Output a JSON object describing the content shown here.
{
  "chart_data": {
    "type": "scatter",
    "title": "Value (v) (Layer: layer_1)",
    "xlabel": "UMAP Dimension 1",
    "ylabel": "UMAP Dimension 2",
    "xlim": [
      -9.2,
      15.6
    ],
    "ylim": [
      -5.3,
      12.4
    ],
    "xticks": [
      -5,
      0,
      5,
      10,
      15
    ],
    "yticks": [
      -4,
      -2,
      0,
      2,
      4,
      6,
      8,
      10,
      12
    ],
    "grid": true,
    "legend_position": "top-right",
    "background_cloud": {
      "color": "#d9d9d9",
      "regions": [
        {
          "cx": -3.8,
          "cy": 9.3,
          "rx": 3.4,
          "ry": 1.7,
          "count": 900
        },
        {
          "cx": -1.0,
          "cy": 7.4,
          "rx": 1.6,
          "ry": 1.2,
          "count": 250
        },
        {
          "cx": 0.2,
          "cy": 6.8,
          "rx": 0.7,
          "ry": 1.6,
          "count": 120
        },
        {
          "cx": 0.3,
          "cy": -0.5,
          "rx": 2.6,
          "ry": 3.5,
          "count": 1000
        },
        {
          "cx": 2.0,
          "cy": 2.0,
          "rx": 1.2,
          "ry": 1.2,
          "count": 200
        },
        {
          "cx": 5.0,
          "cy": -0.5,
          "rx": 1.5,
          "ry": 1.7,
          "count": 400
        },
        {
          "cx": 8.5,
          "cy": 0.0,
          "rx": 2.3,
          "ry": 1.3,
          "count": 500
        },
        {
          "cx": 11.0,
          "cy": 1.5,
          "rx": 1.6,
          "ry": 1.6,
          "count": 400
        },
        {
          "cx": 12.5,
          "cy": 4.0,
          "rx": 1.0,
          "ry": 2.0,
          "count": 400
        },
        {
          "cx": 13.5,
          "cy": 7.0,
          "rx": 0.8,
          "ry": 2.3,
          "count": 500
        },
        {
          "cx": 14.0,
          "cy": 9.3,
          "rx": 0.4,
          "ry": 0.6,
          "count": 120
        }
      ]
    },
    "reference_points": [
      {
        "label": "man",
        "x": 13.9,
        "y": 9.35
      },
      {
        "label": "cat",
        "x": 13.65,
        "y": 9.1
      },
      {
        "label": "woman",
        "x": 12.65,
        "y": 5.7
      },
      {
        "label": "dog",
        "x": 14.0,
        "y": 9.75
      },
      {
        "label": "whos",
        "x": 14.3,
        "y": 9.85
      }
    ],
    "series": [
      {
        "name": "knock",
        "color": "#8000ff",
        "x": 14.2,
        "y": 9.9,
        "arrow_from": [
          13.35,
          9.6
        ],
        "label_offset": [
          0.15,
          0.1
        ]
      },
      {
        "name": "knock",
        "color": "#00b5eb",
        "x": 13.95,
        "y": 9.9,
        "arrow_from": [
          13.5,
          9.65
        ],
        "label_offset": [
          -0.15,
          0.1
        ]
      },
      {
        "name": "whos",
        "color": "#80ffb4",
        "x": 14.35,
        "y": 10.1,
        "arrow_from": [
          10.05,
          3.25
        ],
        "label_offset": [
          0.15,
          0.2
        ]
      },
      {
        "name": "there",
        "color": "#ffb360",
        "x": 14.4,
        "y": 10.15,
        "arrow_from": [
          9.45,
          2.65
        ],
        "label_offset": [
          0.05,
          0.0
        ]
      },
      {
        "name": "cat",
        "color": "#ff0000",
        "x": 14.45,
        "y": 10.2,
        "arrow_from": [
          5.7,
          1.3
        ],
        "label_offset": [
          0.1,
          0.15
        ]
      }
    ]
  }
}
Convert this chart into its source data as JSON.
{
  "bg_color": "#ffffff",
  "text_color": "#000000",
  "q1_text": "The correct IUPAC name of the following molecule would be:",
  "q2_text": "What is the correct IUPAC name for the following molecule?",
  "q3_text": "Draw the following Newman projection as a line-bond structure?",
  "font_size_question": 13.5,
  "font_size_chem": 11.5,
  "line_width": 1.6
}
★ ★ ★
Problem statement ▸ Pick out the lines that include the word "name" and write them out.

The reply ▸
        "name": "knock",
        "name": "knock",
        "name": "whos",
        "name": "there",
        "name": "cat",
  "q1_text": "The correct IUPAC name of the following molecule would be:",
  "q2_text": "What is the correct IUPAC name for the following molecule?",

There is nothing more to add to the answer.